- Data entries:
__________________________________________________

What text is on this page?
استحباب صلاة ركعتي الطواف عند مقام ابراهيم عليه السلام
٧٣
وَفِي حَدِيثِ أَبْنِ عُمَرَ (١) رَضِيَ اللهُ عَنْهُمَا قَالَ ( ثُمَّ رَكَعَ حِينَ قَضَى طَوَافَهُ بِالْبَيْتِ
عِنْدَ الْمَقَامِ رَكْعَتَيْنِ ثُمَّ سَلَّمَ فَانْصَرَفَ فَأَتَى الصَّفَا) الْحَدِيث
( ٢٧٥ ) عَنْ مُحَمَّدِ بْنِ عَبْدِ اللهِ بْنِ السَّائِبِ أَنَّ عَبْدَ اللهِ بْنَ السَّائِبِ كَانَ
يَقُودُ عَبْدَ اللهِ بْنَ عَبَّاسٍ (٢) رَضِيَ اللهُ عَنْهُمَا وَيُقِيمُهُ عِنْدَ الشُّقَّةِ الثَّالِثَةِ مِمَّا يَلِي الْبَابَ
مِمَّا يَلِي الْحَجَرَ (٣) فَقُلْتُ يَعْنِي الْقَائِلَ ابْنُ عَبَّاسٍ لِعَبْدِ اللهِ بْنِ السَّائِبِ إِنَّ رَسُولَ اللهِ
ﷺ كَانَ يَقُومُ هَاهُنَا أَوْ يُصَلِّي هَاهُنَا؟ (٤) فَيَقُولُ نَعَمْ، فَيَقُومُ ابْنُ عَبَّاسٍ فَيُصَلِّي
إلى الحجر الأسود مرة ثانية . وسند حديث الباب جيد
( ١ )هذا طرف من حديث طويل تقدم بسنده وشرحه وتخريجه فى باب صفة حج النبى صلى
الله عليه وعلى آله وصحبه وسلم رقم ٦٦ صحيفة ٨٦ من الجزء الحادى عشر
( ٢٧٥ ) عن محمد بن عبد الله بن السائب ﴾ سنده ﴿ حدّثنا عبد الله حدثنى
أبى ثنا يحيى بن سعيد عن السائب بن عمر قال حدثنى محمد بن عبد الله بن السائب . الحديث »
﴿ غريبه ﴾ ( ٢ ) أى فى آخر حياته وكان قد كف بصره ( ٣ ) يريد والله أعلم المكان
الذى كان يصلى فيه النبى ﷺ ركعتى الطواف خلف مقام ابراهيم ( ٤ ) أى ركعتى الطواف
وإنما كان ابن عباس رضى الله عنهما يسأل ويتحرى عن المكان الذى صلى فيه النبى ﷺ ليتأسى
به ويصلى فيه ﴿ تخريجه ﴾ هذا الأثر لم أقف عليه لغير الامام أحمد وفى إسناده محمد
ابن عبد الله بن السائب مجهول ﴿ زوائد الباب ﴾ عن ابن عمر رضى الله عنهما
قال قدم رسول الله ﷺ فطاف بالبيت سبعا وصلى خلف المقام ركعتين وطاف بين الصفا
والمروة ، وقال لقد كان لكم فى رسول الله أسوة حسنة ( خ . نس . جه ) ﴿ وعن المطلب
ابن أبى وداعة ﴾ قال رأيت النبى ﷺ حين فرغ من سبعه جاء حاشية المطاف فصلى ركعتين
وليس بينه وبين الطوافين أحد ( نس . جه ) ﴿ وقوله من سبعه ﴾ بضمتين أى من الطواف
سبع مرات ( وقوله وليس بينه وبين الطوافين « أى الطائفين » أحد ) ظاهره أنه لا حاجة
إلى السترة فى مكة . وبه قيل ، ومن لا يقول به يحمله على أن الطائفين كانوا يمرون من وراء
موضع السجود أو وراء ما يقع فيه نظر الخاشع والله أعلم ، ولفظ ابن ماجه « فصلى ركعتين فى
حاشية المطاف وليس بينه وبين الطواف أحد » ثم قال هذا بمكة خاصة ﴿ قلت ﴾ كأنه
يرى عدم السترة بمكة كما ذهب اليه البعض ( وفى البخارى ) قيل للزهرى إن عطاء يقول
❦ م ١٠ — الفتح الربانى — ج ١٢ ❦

__________________________________________________

- EXERCISE TASK: Every entry must be retyped in full, exactly as given.

- WRITTEN ANSWER:
What text is on this page?
استحباب صلاة ركعتي الطواف عند مقام ابراهيم عليه السلام
٧٣
وَفِي حَدِيثِ أَبْنِ عُمَرَ (١) رَضِيَ اللهُ عَنْهُمَا قَالَ ( ثُمَّ رَكَعَ حِينَ قَضَى طَوَافَهُ بِالْبَيْتِ
عِنْدَ الْمَقَامِ رَكْعَتَيْنِ ثُمَّ سَلَّمَ فَانْصَرَفَ فَأَتَى الصَّفَا) الْحَدِيث
( ٢٧٥ ) عَنْ مُحَمَّدِ بْنِ عَبْدِ اللهِ بْنِ السَّائِبِ أَنَّ عَبْدَ اللهِ بْنَ السَّائِبِ كَانَ
يَقُودُ عَبْدَ اللهِ بْنَ عَبَّاسٍ (٢) رَضِيَ اللهُ عَنْهُمَا وَيُقِيمُهُ عِنْدَ الشُّقَّةِ الثَّالِثَةِ مِمَّا يَلِي الْبَابَ
مِمَّا يَلِي الْحَجَرَ (٣) فَقُلْتُ يَعْنِي الْقَائِلَ ابْنُ عَبَّاسٍ لِعَبْدِ اللهِ بْنِ السَّائِبِ إِنَّ رَسُولَ اللهِ
ﷺ كَانَ يَقُومُ هَاهُنَا أَوْ يُصَلِّي هَاهُنَا؟ (٤) فَيَقُولُ نَعَمْ، فَيَقُومُ ابْنُ عَبَّاسٍ فَيُصَلِّي
إلى الحجر الأسود مرة ثانية . وسند حديث الباب جيد
( ١ )هذا طرف من حديث طويل تقدم بسنده وشرحه وتخريجه فى باب صفة حج النبى صلى
الله عليه وعلى آله وصحبه وسلم رقم ٦٦ صحيفة ٨٦ من الجزء الحادى عشر
( ٢٧٥ ) عن محمد بن عبد الله بن السائب ﴾ سنده ﴿ حدّثنا عبد الله حدثنى
أبى ثنا يحيى بن سعيد عن السائب بن عمر قال حدثنى محمد بن عبد الله بن السائب . الحديث »
﴿ غريبه ﴾ ( ٢ ) أى فى آخر حياته وكان قد كف بصره ( ٣ ) يريد والله أعلم المكان
الذى كان يصلى فيه النبى ﷺ ركعتى الطواف خلف مقام ابراهيم ( ٤ ) أى ركعتى الطواف
وإنما كان ابن عباس رضى الله عنهما يسأل ويتحرى عن المكان الذى صلى فيه النبى ﷺ ليتأسى
به ويصلى فيه ﴿ تخريجه ﴾ هذا الأثر لم أقف عليه لغير الامام أحمد وفى إسناده محمد
ابن عبد الله بن السائب مجهول ﴿ زوائد الباب ﴾ عن ابن عمر رضى الله عنهما
قال قدم رسول الله ﷺ فطاف بالبيت سبعا وصلى خلف المقام ركعتين وطاف بين الصفا
والمروة ، وقال لقد كان لكم فى رسول الله أسوة حسنة ( خ . نس . جه ) ﴿ وعن المطلب
ابن أبى وداعة ﴾ قال رأيت النبى ﷺ حين فرغ من سبعه جاء حاشية المطاف فصلى ركعتين
وليس بينه وبين الطوافين أحد ( نس . جه ) ﴿ وقوله من سبعه ﴾ بضمتين أى من الطواف
سبع مرات ( وقوله وليس بينه وبين الطوافين « أى الطائفين » أحد ) ظاهره أنه لا حاجة
إلى السترة فى مكة . وبه قيل ، ومن لا يقول به يحمله على أن الطائفين كانوا يمرون من وراء
موضع السجود أو وراء ما يقع فيه نظر الخاشع والله أعلم ، ولفظ ابن ماجه « فصلى ركعتين فى
حاشية المطاف وليس بينه وبين الطواف أحد » ثم قال هذا بمكة خاصة ﴿ قلت ﴾ كأنه
يرى عدم السترة بمكة كما ذهب اليه البعض ( وفى البخارى ) قيل للزهرى إن عطاء يقول
❦ م ١٠ — الفتح الربانى — ج ١٢ ❦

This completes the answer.